--- TO BE DONE ---
In the data below, find every line that has the string "General", and copy it.

#### DATASET EXCERPTS

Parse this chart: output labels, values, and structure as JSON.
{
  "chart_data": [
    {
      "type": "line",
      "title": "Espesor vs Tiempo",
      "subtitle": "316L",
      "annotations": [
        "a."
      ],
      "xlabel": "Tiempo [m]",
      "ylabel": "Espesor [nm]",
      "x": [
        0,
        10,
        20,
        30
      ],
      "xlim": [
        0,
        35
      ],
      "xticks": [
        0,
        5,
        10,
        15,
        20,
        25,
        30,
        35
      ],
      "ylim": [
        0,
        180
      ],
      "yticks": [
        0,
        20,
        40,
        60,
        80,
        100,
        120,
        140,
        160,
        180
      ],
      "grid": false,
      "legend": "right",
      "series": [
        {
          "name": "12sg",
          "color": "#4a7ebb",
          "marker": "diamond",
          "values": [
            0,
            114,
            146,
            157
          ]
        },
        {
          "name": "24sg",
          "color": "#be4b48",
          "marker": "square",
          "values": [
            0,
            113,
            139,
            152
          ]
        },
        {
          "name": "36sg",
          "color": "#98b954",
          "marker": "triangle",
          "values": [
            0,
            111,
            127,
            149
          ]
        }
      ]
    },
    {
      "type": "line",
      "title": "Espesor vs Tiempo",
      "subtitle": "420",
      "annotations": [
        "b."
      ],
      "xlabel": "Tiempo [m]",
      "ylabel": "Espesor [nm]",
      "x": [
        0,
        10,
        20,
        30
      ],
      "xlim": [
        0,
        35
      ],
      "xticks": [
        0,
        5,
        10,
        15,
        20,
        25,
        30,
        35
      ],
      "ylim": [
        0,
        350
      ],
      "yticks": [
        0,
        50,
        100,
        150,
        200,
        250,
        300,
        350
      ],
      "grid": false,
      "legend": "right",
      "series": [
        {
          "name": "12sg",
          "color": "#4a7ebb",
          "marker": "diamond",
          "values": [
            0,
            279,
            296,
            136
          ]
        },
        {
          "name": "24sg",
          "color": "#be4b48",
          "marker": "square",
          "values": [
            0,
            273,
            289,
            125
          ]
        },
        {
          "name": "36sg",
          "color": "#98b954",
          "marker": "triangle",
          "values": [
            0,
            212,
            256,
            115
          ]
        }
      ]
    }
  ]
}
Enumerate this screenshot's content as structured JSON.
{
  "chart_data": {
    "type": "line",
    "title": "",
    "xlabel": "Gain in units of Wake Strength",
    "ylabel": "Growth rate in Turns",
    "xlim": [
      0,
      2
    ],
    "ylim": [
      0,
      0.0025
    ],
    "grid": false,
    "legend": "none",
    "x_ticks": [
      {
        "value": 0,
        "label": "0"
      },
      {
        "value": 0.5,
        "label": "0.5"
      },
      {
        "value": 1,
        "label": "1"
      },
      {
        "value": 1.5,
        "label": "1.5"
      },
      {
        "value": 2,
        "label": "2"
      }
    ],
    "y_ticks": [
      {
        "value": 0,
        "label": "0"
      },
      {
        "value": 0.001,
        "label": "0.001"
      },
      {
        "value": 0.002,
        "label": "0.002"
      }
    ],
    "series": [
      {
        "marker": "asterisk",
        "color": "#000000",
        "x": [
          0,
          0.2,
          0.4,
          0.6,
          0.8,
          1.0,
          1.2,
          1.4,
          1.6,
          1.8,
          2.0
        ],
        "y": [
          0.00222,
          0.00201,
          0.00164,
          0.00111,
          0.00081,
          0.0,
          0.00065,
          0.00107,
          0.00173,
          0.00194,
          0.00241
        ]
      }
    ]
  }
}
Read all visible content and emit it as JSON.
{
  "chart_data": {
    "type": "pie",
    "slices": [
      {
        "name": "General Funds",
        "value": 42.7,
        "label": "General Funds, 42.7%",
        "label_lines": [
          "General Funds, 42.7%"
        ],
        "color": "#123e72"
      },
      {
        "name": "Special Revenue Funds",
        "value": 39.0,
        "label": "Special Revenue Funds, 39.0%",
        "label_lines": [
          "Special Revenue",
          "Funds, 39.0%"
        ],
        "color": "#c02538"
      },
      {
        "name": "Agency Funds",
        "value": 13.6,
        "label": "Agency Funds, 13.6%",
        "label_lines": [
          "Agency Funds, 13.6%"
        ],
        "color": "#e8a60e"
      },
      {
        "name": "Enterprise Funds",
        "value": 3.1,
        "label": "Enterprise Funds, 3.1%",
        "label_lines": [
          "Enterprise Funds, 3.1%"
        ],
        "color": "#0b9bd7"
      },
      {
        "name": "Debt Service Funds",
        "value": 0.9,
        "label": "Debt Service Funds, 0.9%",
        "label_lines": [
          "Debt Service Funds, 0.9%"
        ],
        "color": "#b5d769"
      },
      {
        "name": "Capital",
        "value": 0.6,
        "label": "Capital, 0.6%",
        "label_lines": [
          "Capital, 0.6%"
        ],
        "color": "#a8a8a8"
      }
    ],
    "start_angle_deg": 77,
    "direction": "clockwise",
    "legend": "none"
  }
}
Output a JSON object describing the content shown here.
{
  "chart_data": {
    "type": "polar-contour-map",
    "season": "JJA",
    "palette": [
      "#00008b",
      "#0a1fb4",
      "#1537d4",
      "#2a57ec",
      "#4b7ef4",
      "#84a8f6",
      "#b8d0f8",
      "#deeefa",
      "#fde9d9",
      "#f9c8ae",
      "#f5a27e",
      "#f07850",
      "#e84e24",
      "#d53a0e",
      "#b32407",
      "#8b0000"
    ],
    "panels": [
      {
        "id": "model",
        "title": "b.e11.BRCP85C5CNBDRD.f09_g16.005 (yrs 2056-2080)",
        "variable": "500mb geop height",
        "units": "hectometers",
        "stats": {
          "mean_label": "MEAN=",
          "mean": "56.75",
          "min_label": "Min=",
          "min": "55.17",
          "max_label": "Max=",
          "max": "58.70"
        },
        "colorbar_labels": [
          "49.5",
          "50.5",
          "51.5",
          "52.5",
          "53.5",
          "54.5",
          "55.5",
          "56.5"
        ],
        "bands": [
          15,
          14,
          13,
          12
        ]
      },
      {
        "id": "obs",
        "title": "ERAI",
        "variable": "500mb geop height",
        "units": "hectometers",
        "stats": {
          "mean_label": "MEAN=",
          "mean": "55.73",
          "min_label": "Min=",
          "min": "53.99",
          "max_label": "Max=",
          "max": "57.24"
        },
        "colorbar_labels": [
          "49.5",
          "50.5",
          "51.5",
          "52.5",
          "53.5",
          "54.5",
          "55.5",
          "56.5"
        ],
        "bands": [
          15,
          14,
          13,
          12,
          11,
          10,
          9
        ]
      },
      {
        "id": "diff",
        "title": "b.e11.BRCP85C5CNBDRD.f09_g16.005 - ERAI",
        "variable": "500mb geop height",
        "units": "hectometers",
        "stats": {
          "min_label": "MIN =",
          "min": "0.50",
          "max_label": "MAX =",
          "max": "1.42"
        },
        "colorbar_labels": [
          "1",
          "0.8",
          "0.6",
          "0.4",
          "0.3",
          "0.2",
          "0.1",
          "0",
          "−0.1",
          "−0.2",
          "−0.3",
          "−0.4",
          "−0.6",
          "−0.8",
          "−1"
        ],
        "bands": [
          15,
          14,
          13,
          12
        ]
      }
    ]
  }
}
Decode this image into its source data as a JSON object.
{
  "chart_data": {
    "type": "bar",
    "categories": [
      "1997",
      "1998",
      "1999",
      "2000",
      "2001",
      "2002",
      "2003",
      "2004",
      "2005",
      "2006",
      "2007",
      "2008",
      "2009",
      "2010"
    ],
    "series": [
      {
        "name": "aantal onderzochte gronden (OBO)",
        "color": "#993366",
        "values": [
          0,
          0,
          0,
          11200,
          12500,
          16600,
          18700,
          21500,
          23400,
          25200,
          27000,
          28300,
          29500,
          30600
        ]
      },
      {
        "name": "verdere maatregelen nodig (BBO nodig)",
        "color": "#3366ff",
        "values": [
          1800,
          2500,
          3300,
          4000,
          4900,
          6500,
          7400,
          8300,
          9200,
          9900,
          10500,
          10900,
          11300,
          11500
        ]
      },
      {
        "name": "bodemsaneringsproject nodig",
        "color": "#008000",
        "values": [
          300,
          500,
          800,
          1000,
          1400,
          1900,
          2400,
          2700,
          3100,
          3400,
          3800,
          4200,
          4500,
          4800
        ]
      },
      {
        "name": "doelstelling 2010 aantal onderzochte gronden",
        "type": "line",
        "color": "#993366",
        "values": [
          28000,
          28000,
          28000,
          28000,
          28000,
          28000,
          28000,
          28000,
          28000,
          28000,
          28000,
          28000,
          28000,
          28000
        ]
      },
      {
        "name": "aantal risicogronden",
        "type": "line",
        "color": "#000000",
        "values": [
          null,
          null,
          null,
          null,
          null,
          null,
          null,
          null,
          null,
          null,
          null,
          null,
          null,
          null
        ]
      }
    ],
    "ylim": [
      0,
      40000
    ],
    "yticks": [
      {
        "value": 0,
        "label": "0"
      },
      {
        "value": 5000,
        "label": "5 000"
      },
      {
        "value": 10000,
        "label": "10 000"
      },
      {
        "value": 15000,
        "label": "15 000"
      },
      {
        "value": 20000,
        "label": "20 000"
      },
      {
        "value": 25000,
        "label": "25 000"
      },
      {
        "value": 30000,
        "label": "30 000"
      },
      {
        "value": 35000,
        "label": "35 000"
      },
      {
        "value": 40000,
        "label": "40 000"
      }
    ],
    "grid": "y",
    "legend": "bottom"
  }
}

########

--- THE OUTPUT ---
        "name": "General Funds",
        "label": "General Funds, 42.7%",
          "General Funds, 42.7%"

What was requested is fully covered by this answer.